# [Description of the task]
From the listing, collect all lines containing the word "JSON".

..............................

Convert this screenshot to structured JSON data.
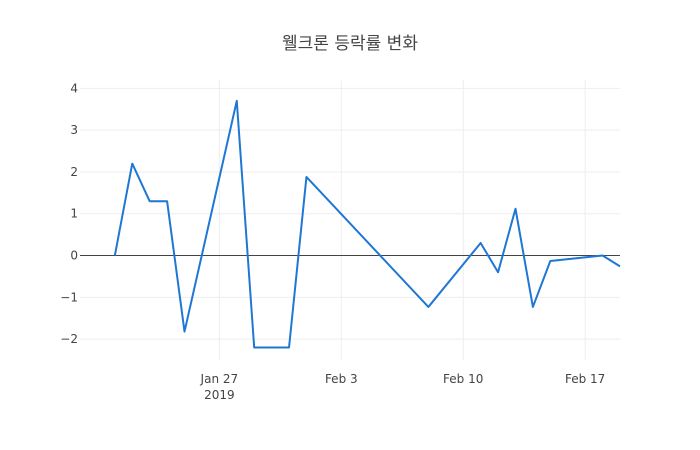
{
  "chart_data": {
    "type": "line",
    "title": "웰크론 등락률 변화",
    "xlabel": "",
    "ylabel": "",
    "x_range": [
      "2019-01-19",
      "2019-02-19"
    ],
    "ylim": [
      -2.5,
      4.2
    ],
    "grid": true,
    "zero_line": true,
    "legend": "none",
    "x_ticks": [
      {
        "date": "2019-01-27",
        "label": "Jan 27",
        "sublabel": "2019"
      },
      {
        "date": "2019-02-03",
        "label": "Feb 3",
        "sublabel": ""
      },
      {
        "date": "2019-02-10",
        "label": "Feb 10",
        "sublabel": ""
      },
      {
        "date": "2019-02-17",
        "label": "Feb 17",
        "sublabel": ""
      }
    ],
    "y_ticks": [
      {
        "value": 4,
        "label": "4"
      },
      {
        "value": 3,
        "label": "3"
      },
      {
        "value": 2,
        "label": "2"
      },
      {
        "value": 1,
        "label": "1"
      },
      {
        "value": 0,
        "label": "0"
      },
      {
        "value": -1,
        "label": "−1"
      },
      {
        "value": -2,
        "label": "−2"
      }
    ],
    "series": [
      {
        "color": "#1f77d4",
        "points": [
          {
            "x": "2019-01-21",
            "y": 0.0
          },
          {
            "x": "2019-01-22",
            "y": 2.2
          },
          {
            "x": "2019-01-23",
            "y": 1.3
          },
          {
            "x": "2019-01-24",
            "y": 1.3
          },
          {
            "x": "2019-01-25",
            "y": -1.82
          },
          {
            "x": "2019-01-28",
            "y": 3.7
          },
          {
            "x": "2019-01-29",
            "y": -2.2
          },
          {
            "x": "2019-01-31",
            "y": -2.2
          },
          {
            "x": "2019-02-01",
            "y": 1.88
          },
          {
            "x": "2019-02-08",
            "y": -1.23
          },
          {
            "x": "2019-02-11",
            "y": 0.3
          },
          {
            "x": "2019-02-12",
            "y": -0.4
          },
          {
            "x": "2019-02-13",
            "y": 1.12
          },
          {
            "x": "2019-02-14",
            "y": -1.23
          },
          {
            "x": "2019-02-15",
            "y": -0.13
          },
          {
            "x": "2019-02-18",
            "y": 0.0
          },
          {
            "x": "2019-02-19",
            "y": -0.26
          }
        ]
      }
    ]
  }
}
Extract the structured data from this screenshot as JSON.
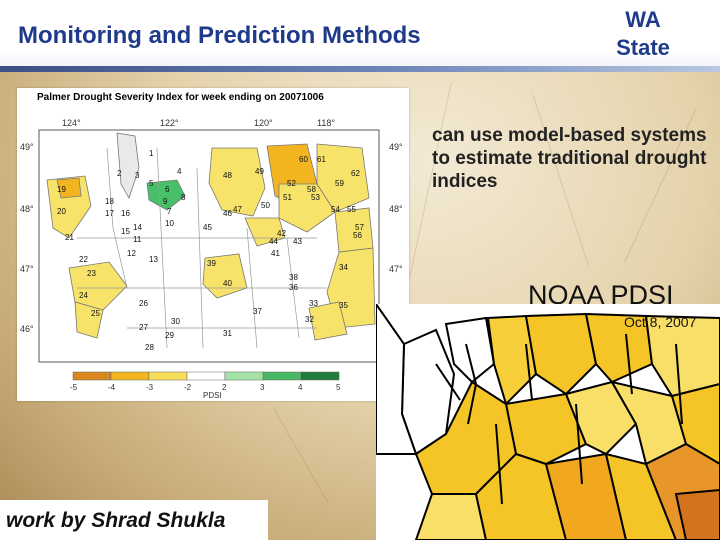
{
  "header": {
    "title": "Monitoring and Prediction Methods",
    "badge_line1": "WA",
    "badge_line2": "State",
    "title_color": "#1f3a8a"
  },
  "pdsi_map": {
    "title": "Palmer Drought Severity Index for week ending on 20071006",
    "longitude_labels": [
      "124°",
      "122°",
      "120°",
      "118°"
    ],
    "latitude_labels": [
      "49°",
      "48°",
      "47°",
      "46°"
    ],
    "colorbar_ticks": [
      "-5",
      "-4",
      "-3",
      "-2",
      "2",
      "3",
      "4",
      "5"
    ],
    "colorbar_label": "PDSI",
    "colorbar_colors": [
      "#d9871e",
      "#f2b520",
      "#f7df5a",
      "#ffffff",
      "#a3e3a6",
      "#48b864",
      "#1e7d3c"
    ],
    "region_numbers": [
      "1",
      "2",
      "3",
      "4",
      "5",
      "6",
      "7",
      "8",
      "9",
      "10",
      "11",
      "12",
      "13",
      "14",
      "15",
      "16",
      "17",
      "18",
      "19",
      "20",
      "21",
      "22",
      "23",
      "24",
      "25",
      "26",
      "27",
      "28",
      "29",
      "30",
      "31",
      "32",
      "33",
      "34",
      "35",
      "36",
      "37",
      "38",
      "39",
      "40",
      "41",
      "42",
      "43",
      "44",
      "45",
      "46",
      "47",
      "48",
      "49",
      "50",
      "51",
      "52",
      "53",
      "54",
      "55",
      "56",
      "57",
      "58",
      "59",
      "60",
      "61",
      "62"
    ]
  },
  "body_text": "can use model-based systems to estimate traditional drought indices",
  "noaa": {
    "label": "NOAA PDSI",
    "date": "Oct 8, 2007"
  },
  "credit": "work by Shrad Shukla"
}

..............................

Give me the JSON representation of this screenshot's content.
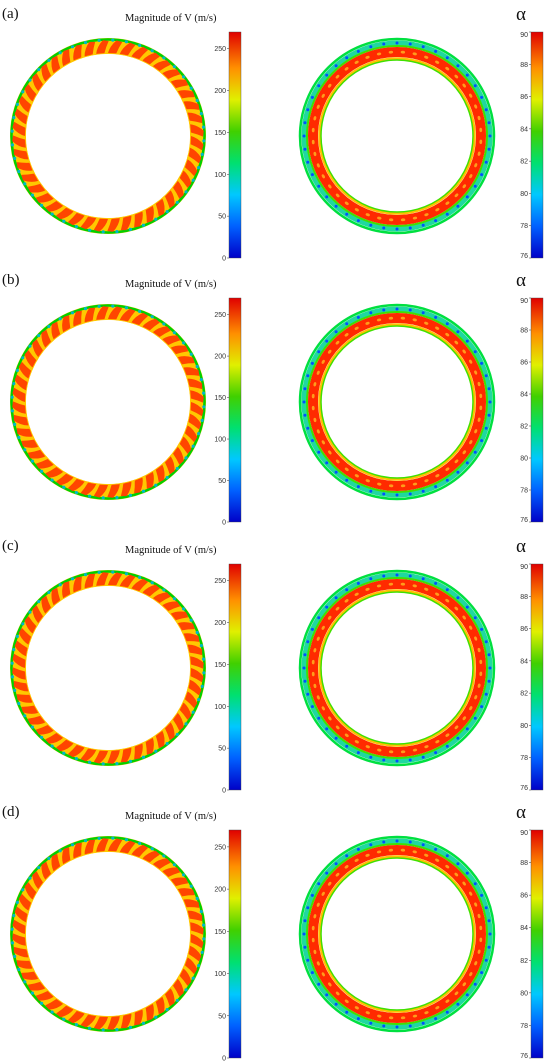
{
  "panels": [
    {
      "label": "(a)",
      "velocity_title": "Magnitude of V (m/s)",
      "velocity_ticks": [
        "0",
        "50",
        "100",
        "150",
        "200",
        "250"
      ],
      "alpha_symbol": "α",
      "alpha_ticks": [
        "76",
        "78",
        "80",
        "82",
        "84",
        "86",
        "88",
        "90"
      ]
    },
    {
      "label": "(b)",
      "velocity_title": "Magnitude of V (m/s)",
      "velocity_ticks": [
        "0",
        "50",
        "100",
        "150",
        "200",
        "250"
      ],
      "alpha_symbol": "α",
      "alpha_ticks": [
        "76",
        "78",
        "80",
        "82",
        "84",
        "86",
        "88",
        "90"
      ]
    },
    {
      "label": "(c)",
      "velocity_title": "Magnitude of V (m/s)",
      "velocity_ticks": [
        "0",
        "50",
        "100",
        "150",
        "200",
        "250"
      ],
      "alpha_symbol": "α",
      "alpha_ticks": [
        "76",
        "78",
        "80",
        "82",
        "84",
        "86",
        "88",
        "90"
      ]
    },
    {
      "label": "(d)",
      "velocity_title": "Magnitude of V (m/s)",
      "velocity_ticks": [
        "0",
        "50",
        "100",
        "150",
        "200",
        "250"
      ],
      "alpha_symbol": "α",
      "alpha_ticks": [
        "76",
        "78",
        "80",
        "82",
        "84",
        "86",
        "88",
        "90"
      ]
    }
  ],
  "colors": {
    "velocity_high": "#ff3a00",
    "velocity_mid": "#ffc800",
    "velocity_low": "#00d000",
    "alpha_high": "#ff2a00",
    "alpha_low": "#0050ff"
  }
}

..............................

# [Task response]
Convert this screenshot to structured JSON data.
Extract the structured data from this screenshot as JSON.
Give me the JSON representation of this screenshot's content.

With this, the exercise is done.